-- Start --
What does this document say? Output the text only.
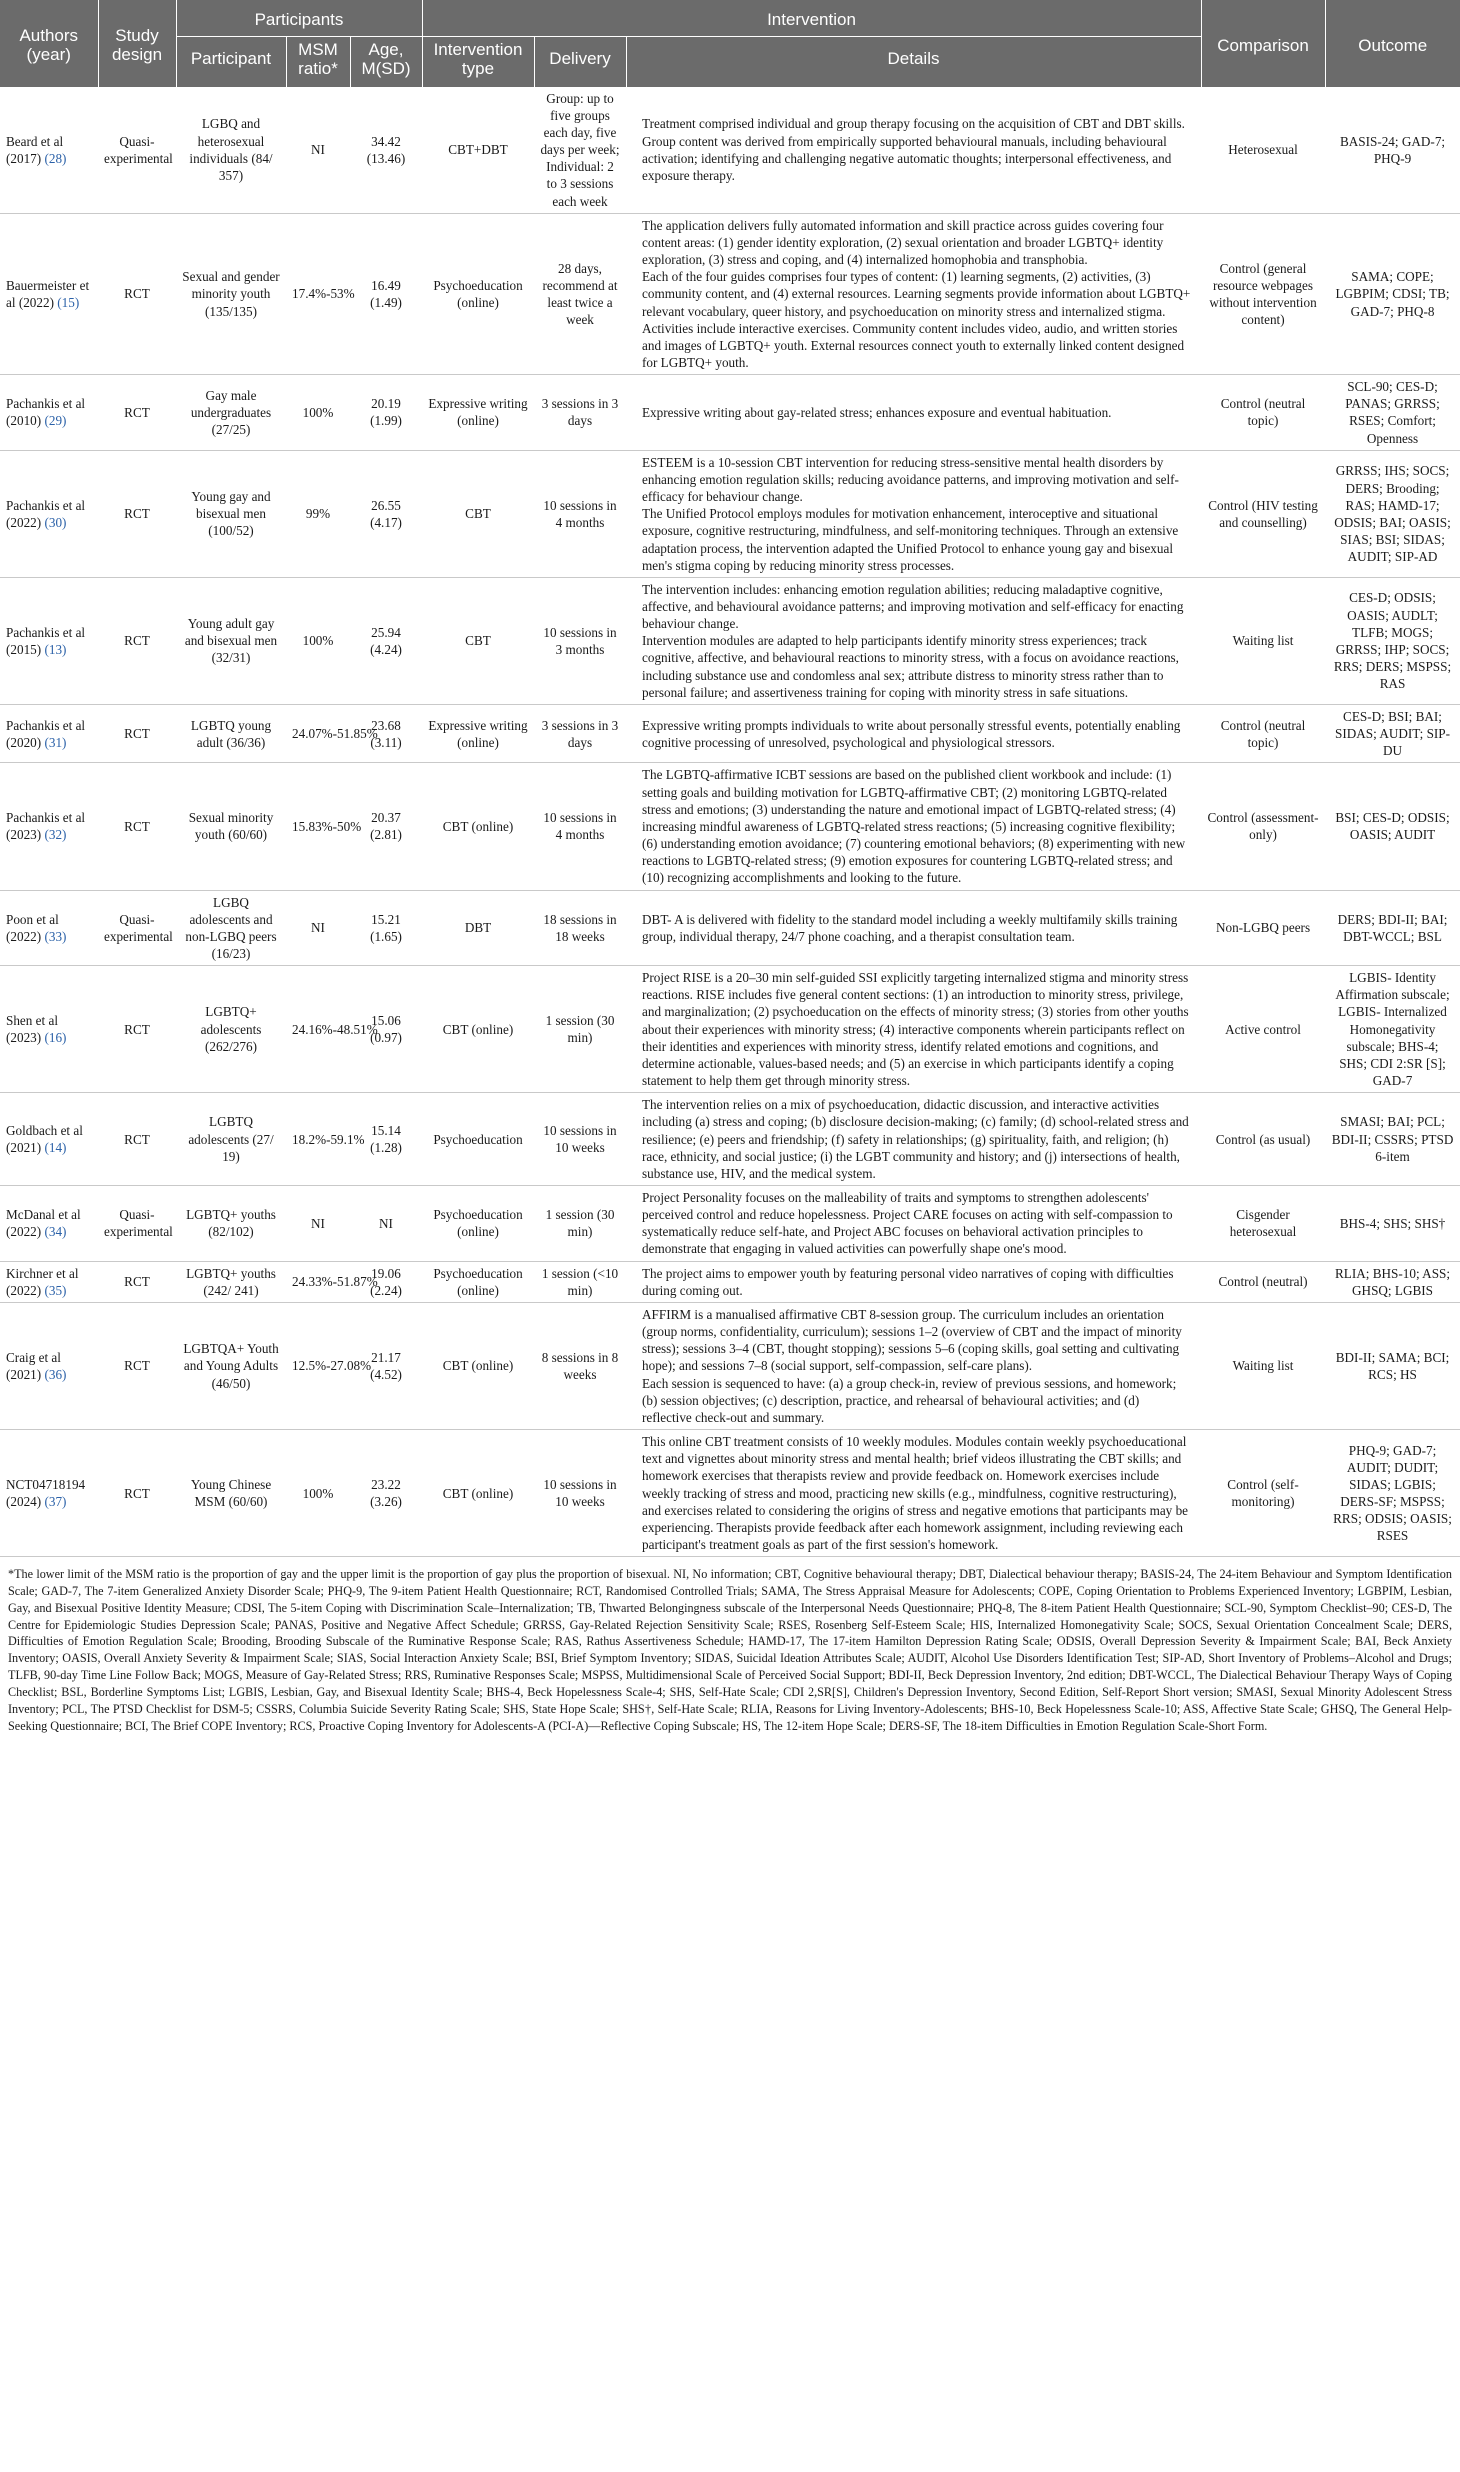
Authors (year)	Study design	Participants			Intervention			Comparison	Outcome
		Participant	MSM ratio*	Age, M(SD)	Intervention type	Delivery	Details		
Beard et al (2017) (28)	Quasi-experimental	LGBQ and heterosexual individuals (84/ 357)	NI	34.42 (13.46)	CBT+DBT	Group: up to five groups each day, five days per week; Individual: 2 to 3 sessions each week	Treatment comprised individual and group therapy focusing on the acquisition of CBT and DBT skills. Group content was derived from empirically supported behavioural manuals, including behavioural activation; identifying and challenging negative automatic thoughts; interpersonal effectiveness, and exposure therapy.	Heterosexual	BASIS-24; GAD-7; PHQ-9
Bauermeister et al (2022) (15)	RCT	Sexual and gender minority youth (135/135)	17.4%-53%	16.49 (1.49)	Psychoeducation (online)	28 days, recommend at least twice a week	The application delivers fully automated information and skill practice across guides covering four content areas: (1) gender identity exploration, (2) sexual orientation and broader LGBTQ+ identity exploration, (3) stress and coping, and (4) internalized homophobia and transphobia.
Each of the four guides comprises four types of content: (1) learning segments, (2) activities, (3) community content, and (4) external resources. Learning segments provide information about LGBTQ+ relevant vocabulary, queer history, and psychoeducation on minority stress and internalized stigma. Activities include interactive exercises. Community content includes video, audio, and written stories and images of LGBTQ+ youth. External resources connect youth to externally linked content designed for LGBTQ+ youth.	Control (general resource webpages without intervention content)	SAMA; COPE; LGBPIM; CDSI; TB; GAD-7; PHQ-8
Pachankis et al (2010) (29)	RCT	Gay male undergraduates (27/25)	100%	20.19 (1.99)	Expressive writing (online)	3 sessions in 3 days	Expressive writing about gay-related stress; enhances exposure and eventual habituation.	Control (neutral topic)	SCL-90; CES-D; PANAS; GRRSS; RSES; Comfort; Openness
Pachankis et al (2022) (30)	RCT	Young gay and bisexual men (100/52)	99%	26.55 (4.17)	CBT	10 sessions in 4 months	ESTEEM is a 10-session CBT intervention for reducing stress-sensitive mental health disorders by enhancing emotion regulation skills; reducing avoidance patterns, and improving motivation and self-efficacy for behaviour change.
The Unified Protocol employs modules for motivation enhancement, interoceptive and situational exposure, cognitive restructuring, mindfulness, and self-monitoring techniques. Through an extensive adaptation process, the intervention adapted the Unified Protocol to enhance young gay and bisexual men's stigma coping by reducing minority stress processes.	Control (HIV testing and counselling)	GRRSS; IHS; SOCS; DERS; Brooding; RAS; HAMD-17; ODSIS; BAI; OASIS; SIAS; BSI; SIDAS; AUDIT; SIP-AD
Pachankis et al (2015) (13)	RCT	Young adult gay and bisexual men (32/31)	100%	25.94 (4.24)	CBT	10 sessions in 3 months	The intervention includes: enhancing emotion regulation abilities; reducing maladaptive cognitive, affective, and behavioural avoidance patterns; and improving motivation and self-efficacy for enacting behaviour change.
Intervention modules are adapted to help participants identify minority stress experiences; track cognitive, affective, and behavioural reactions to minority stress, with a focus on avoidance reactions, including substance use and condomless anal sex; attribute distress to minority stress rather than to personal failure; and assertiveness training for coping with minority stress in safe situations.	Waiting list	CES-D; ODSIS; OASIS; AUDLT; TLFB; MOGS; GRRSS; IHP; SOCS; RRS; DERS; MSPSS; RAS
Pachankis et al (2020) (31)	RCT	LGBTQ young adult (36/36)	24.07%-51.85%	23.68 (3.11)	Expressive writing (online)	3 sessions in 3 days	Expressive writing prompts individuals to write about personally stressful events, potentially enabling cognitive processing of unresolved, psychological and physiological stressors.	Control (neutral topic)	CES-D; BSI; BAI; SIDAS; AUDIT; SIP-DU
Pachankis et al (2023) (32)	RCT	Sexual minority youth (60/60)	15.83%-50%	20.37 (2.81)	CBT (online)	10 sessions in 4 months	The LGBTQ-affirmative ICBT sessions are based on the published client workbook and include: (1) setting goals and building motivation for LGBTQ-affirmative CBT; (2) monitoring LGBTQ-related stress and emotions; (3) understanding the nature and emotional impact of LGBTQ-related stress; (4) increasing mindful awareness of LGBTQ-related stress reactions; (5) increasing cognitive flexibility; (6) understanding emotion avoidance; (7) countering emotional behaviors; (8) experimenting with new reactions to LGBTQ-related stress; (9) emotion exposures for countering LGBTQ-related stress; and (10) recognizing accomplishments and looking to the future.	Control (assessment-only)	BSI; CES-D; ODSIS; OASIS; AUDIT
Poon et al (2022) (33)	Quasi-experimental	LGBQ adolescents and non-LGBQ peers (16/23)	NI	15.21 (1.65)	DBT	18 sessions in 18 weeks	DBT- A is delivered with fidelity to the standard model including a weekly multifamily skills training group, individual therapy, 24/7 phone coaching, and a therapist consultation team.	Non-LGBQ peers	DERS; BDI-II; BAI; DBT-WCCL; BSL
Shen et al (2023) (16)	RCT	LGBTQ+ adolescents (262/276)	24.16%-48.51%	15.06 (0.97)	CBT (online)	1 session (30 min)	Project RISE is a 20–30 min self-guided SSI explicitly targeting internalized stigma and minority stress reactions. RISE includes five general content sections: (1) an introduction to minority stress, privilege, and marginalization; (2) psychoeducation on the effects of minority stress; (3) stories from other youths about their experiences with minority stress; (4) interactive components wherein participants reflect on their identities and experiences with minority stress, identify related emotions and cognitions, and determine actionable, values-based needs; and (5) an exercise in which participants identify a coping statement to help them get through minority stress.	Active control	LGBIS- Identity Affirmation subscale; LGBIS- Internalized Homonegativity subscale; BHS-4; SHS; CDI 2:SR [S]; GAD-7
Goldbach et al (2021) (14)	RCT	LGBTQ adolescents (27/ 19)	18.2%-59.1%	15.14 (1.28)	Psychoeducation	10 sessions in 10 weeks	The intervention relies on a mix of psychoeducation, didactic discussion, and interactive activities including (a) stress and coping; (b) disclosure decision-making; (c) family; (d) school-related stress and resilience; (e) peers and friendship; (f) safety in relationships; (g) spirituality, faith, and religion; (h) race, ethnicity, and social justice; (i) the LGBT community and history; and (j) intersections of health, substance use, HIV, and the medical system.	Control (as usual)	SMASI; BAI; PCL; BDI-II; CSSRS; PTSD 6-item
McDanal et al (2022) (34)	Quasi-experimental	LGBTQ+ youths (82/102)	NI	NI	Psychoeducation (online)	1 session (30 min)	Project Personality focuses on the malleability of traits and symptoms to strengthen adolescents' perceived control and reduce hopelessness. Project CARE focuses on acting with self-compassion to systematically reduce self-hate, and Project ABC focuses on behavioral activation principles to demonstrate that engaging in valued activities can powerfully shape one's mood.	Cisgender heterosexual	BHS-4; SHS; SHS†
Kirchner et al (2022) (35)	RCT	LGBTQ+ youths (242/ 241)	24.33%-51.87%	19.06 (2.24)	Psychoeducation (online)	1 session (<10 min)	The project aims to empower youth by featuring personal video narratives of coping with difficulties during coming out.	Control (neutral)	RLIA; BHS-10; ASS; GHSQ; LGBIS
Craig et al (2021) (36)	RCT	LGBTQA+ Youth and Young Adults (46/50)	12.5%-27.08%	21.17 (4.52)	CBT (online)	8 sessions in 8 weeks	AFFIRM is a manualised affirmative CBT 8-session group. The curriculum includes an orientation (group norms, confidentiality, curriculum); sessions 1–2 (overview of CBT and the impact of minority stress); sessions 3–4 (CBT, thought stopping); sessions 5–6 (coping skills, goal setting and cultivating hope); and sessions 7–8 (social support, self-compassion, self-care plans).
Each session is sequenced to have: (a) a group check-in, review of previous sessions, and homework; (b) session objectives; (c) description, practice, and rehearsal of behavioural activities; and (d) reflective check-out and summary.	Waiting list	BDI-II; SAMA; BCI; RCS; HS
NCT04718194 (2024) (37)	RCT	Young Chinese MSM (60/60)	100%	23.22 (3.26)	CBT (online)	10 sessions in 10 weeks	This online CBT treatment consists of 10 weekly modules. Modules contain weekly psychoeducational text and vignettes about minority stress and mental health; brief videos illustrating the CBT skills; and homework exercises that therapists review and provide feedback on. Homework exercises include weekly tracking of stress and mood, practicing new skills (e.g., mindfulness, cognitive restructuring), and exercises related to considering the origins of stress and negative emotions that participants may be experiencing. Therapists provide feedback after each homework assignment, including reviewing each participant's treatment goals as part of the first session's homework.	Control (self-monitoring)	PHQ-9; GAD-7; AUDIT; DUDIT; SIDAS; LGBIS; DERS-SF; MSPSS; RRS; ODSIS; OASIS; RSES
*The lower limit of the MSM ratio is the proportion of gay and the upper limit is the proportion of gay plus the proportion of bisexual. NI, No information; CBT, Cognitive behavioural therapy; DBT, Dialectical behaviour therapy; BASIS-24, The 24-item Behaviour and Symptom Identification Scale; GAD-7, The 7-item Generalized Anxiety Disorder Scale; PHQ-9, The 9-item Patient Health Questionnaire; RCT, Randomised Controlled Trials; SAMA, The Stress Appraisal Measure for Adolescents; COPE, Coping Orientation to Problems Experienced Inventory; LGBPIM, Lesbian, Gay, and Bisexual Positive Identity Measure; CDSI, The 5-item Coping with Discrimination Scale–Internalization; TB, Thwarted Belongingness subscale of the Interpersonal Needs Questionnaire; PHQ-8, The 8-item Patient Health Questionnaire; SCL-90, Symptom Checklist–90; CES-D, The Centre for Epidemiologic Studies Depression Scale; PANAS, Positive and Negative Affect Schedule; GRRSS, Gay-Related Rejection Sensitivity Scale; RSES, Rosenberg Self-Esteem Scale; HIS, Internalized Homonegativity Scale; SOCS, Sexual Orientation Concealment Scale; DERS, Difficulties of Emotion Regulation Scale; Brooding, Brooding Subscale of the Ruminative Response Scale; RAS, Rathus Assertiveness Schedule; HAMD-17, The 17-item Hamilton Depression Rating Scale; ODSIS, Overall Depression Severity & Impairment Scale; BAI, Beck Anxiety Inventory; OASIS, Overall Anxiety Severity & Impairment Scale; SIAS, Social Interaction Anxiety Scale; BSI, Brief Symptom Inventory; SIDAS, Suicidal Ideation Attributes Scale; AUDIT, Alcohol Use Disorders Identification Test; SIP-AD, Short Inventory of Problems–Alcohol and Drugs; TLFB, 90-day Time Line Follow Back; MOGS, Measure of Gay-Related Stress; RRS, Ruminative Responses Scale; MSPSS, Multidimensional Scale of Perceived Social Support; BDI-II, Beck Depression Inventory, 2nd edition; DBT-WCCL, The Dialectical Behaviour Therapy Ways of Coping Checklist; BSL, Borderline Symptoms List; LGBIS, Lesbian, Gay, and Bisexual Identity Scale; BHS-4, Beck Hopelessness Scale-4; SHS, Self-Hate Scale; CDI 2,SR[S], Children's Depression Inventory, Second Edition, Self-Report Short version; SMASI, Sexual Minority Adolescent Stress Inventory; PCL, The PTSD Checklist for DSM-5; CSSRS, Columbia Suicide Severity Rating Scale; SHS, State Hope Scale; SHS†, Self-Hate Scale; RLIA, Reasons for Living Inventory-Adolescents; BHS-10, Beck Hopelessness Scale-10; ASS, Affective State Scale; GHSQ, The General Help-Seeking Questionnaire; BCI, The Brief COPE Inventory; RCS, Proactive Coping Inventory for Adolescents-A (PCI-A)—Reflective Coping Subscale; HS, The 12-item Hope Scale; DERS-SF, The 18-item Difficulties in Emotion Regulation Scale-Short Form.
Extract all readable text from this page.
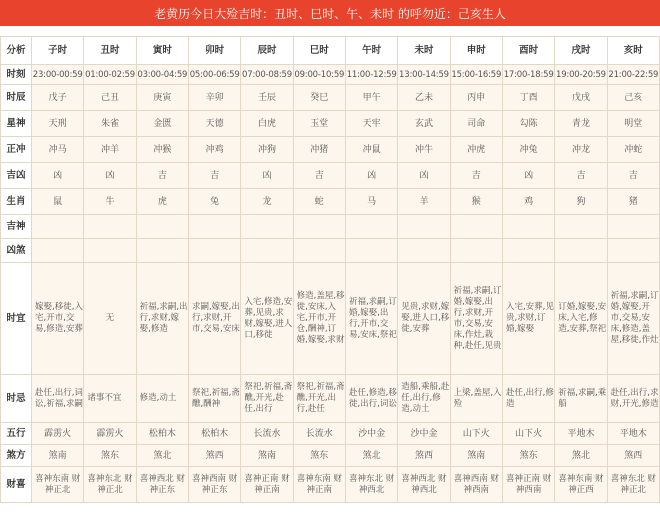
老黄历今日大殓吉时：丑时、巳时、午、未时 的呼勿近：己亥生人
分析	子时	丑时	寅时	卯时	辰时	巳时	午时	未时	申时	酉时	戌时	亥时
时刻	23:00-00:59	01:00-02:59	03:00-04:59	05:00-06:59	07:00-08:59	09:00-10:59	11:00-12:59	13:00-14:59	15:00-16:59	17:00-18:59	19:00-20:59	21:00-22:59
时辰	戊子	己丑	庚寅	辛卯	壬辰	癸巳	甲午	乙未	丙申	丁酉	戊戌	己亥
星神	天刑	朱雀	金匮	天德	白虎	玉堂	天牢	玄武	司命	勾陈	青龙	明堂
正冲	冲马	冲羊	冲猴	冲鸡	冲狗	冲猪	冲鼠	冲牛	冲虎	冲兔	冲龙	冲蛇
吉凶	凶	凶	吉	吉	凶	吉	凶	凶	吉	凶	吉	吉
生肖	鼠	牛	虎	兔	龙	蛇	马	羊	猴	鸡	狗	猪
吉神												
凶煞												
时宜	嫁娶,移徙,入宅,开市,交易,修造,安葬	无	祈福,求嗣,出行,求财,嫁娶,修造	求嗣,嫁娶,出行,求财,开市,交易,安床	入宅,修造,安葬,见贵,求财,嫁娶,进人口,移徙	修造,盖屋,移徙,安床,入宅,开市,开仓,酬神,订婚,嫁娶,求财	祈福,求嗣,订婚,嫁娶,出行,开市,交易,安床,祭祀	见贵,求财,嫁娶,进人口,移徙,安葬	祈福,求嗣,订婚,嫁娶,出行,求财,开市,交易,安床,作灶,栽种,赴任,见贵	入宅,安葬,见贵,求财,订婚,嫁娶	订婚,嫁娶,安床,入宅,修造,安葬,祭祀	祈福,求嗣,订婚,嫁娶,开市,交易,安床,修造,盖屋,移徙,作灶
时忌	赴任,出行,词讼,祈福,求嗣	诸事不宜	修造,动土	祭祀,祈福,斋醮,酬神	祭祀,祈福,斋醮,开光,赴任,出行	祭祀,祈福,斋醮,开光,出行,赴任	赴任,修造,移徙,出行,词讼	造船,乘船,赴任,出行,修造,动土	上梁,盖屋,入殓	赴任,出行,修造	祈福,求嗣,乘船	赴任,出行,求财,开光,修造
五行	霹雳火	霹雳火	松柏木	松柏木	长流水	长流水	沙中金	沙中金	山下火	山下火	平地木	平地木
煞方	煞南	煞东	煞北	煞西	煞南	煞东	煞北	煞西	煞南	煞东	煞北	煞西
财喜	喜神东南 财神正北	喜神东北 财神正北	喜神西北 财神正东	喜神西南 财神正东	喜神正南 财神正南	喜神东南 财神正南	喜神东北 财神西北	喜神西北 财神西北	喜神西南 财神西南	喜神正南 财神西南	喜神东南 财神正西	喜神东北 财神正北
-- End --
Look above for the line containing "Extract all readable text from this page."; output that line and all lines after it through the last one exactly, without the pictures.

Extract all readable text from this page.
老黄历今日大殓吉时：丑时、巳时、午、未时 的呼勿近：己亥生人
分析	子时	丑时	寅时	卯时	辰时	巳时	午时	未时	申时	酉时	戌时	亥时
时刻	23:00-00:59	01:00-02:59	03:00-04:59	05:00-06:59	07:00-08:59	09:00-10:59	11:00-12:59	13:00-14:59	15:00-16:59	17:00-18:59	19:00-20:59	21:00-22:59
时辰	戊子	己丑	庚寅	辛卯	壬辰	癸巳	甲午	乙未	丙申	丁酉	戊戌	己亥
星神	天刑	朱雀	金匮	天德	白虎	玉堂	天牢	玄武	司命	勾陈	青龙	明堂
正冲	冲马	冲羊	冲猴	冲鸡	冲狗	冲猪	冲鼠	冲牛	冲虎	冲兔	冲龙	冲蛇
吉凶	凶	凶	吉	吉	凶	吉	凶	凶	吉	凶	吉	吉
生肖	鼠	牛	虎	兔	龙	蛇	马	羊	猴	鸡	狗	猪
吉神												
凶煞												
时宜	嫁娶,移徙,入宅,开市,交易,修造,安葬	无	祈福,求嗣,出行,求财,嫁娶,修造	求嗣,嫁娶,出行,求财,开市,交易,安床	入宅,修造,安葬,见贵,求财,嫁娶,进人口,移徙	修造,盖屋,移徙,安床,入宅,开市,开仓,酬神,订婚,嫁娶,求财	祈福,求嗣,订婚,嫁娶,出行,开市,交易,安床,祭祀	见贵,求财,嫁娶,进人口,移徙,安葬	祈福,求嗣,订婚,嫁娶,出行,求财,开市,交易,安床,作灶,栽种,赴任,见贵	入宅,安葬,见贵,求财,订婚,嫁娶	订婚,嫁娶,安床,入宅,修造,安葬,祭祀	祈福,求嗣,订婚,嫁娶,开市,交易,安床,修造,盖屋,移徙,作灶
时忌	赴任,出行,词讼,祈福,求嗣	诸事不宜	修造,动土	祭祀,祈福,斋醮,酬神	祭祀,祈福,斋醮,开光,赴任,出行	祭祀,祈福,斋醮,开光,出行,赴任	赴任,修造,移徙,出行,词讼	造船,乘船,赴任,出行,修造,动土	上梁,盖屋,入殓	赴任,出行,修造	祈福,求嗣,乘船	赴任,出行,求财,开光,修造
五行	霹雳火	霹雳火	松柏木	松柏木	长流水	长流水	沙中金	沙中金	山下火	山下火	平地木	平地木
煞方	煞南	煞东	煞北	煞西	煞南	煞东	煞北	煞西	煞南	煞东	煞北	煞西
财喜	喜神东南 财神正北	喜神东北 财神正北	喜神西北 财神正东	喜神西南 财神正东	喜神正南 财神正南	喜神东南 财神正南	喜神东北 财神西北	喜神西北 财神西北	喜神西南 财神西南	喜神正南 财神西南	喜神东南 财神正西	喜神东北 财神正北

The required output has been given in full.